[Element and coordinate records]

· · ·

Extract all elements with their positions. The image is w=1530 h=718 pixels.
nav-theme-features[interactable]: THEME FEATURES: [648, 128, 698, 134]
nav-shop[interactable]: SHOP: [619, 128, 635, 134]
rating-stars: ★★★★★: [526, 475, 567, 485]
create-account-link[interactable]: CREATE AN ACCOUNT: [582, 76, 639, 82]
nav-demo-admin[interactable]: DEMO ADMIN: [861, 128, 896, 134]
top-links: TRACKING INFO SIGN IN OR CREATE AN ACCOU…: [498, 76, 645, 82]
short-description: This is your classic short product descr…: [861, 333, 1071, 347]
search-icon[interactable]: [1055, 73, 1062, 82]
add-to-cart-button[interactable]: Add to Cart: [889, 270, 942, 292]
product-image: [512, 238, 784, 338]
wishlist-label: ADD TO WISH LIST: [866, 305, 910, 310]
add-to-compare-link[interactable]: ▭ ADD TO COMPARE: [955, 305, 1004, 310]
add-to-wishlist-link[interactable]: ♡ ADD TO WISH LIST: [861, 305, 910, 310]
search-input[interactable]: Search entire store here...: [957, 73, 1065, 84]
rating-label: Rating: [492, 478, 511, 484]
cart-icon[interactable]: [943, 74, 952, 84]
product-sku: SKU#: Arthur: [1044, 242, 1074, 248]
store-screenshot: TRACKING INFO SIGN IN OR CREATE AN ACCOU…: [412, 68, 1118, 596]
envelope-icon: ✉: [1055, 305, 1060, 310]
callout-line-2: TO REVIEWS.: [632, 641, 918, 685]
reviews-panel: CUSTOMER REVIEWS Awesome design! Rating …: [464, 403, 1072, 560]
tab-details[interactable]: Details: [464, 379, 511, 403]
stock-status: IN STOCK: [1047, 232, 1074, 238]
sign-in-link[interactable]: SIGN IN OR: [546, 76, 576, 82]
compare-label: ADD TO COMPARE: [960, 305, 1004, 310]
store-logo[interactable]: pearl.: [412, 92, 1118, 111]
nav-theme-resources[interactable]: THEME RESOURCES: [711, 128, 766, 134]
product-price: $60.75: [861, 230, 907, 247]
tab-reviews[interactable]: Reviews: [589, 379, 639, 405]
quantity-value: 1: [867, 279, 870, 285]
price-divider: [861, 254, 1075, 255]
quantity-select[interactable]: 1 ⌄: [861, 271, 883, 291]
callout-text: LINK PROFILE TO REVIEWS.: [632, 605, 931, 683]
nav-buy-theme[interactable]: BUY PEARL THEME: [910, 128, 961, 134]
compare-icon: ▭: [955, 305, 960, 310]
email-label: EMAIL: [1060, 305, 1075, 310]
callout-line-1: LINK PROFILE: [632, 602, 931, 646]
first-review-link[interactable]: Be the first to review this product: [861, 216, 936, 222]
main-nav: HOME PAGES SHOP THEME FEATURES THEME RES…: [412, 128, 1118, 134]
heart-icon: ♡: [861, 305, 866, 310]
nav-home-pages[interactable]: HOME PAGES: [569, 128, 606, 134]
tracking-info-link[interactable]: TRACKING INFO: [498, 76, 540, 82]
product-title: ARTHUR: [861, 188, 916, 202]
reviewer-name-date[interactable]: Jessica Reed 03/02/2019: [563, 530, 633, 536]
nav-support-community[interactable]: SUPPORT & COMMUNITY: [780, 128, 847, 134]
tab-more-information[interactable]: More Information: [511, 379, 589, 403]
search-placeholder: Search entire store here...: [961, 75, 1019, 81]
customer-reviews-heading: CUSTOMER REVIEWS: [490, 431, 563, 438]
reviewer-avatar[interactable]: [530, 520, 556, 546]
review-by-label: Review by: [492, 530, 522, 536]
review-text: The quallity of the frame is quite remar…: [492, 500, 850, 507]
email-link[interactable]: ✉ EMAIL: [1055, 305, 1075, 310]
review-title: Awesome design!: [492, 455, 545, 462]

· · ·

◆ **Request**
Starting at the top of the records and ending with the line that contains "nav-demo-admin[interactable]: DEMO ADMIN: [861, 128, 896, 134]", switch "rating-stars" to "star-rating" and leave everything else unchanged. Return only those lines.

◆ **Worked answer**
Extract all elements with their positions. The image is w=1530 h=718 pixels.
nav-theme-features[interactable]: THEME FEATURES: [648, 128, 698, 134]
nav-shop[interactable]: SHOP: [619, 128, 635, 134]
star-rating: ★★★★★: [526, 475, 567, 485]
create-account-link[interactable]: CREATE AN ACCOUNT: [582, 76, 639, 82]
nav-demo-admin[interactable]: DEMO ADMIN: [861, 128, 896, 134]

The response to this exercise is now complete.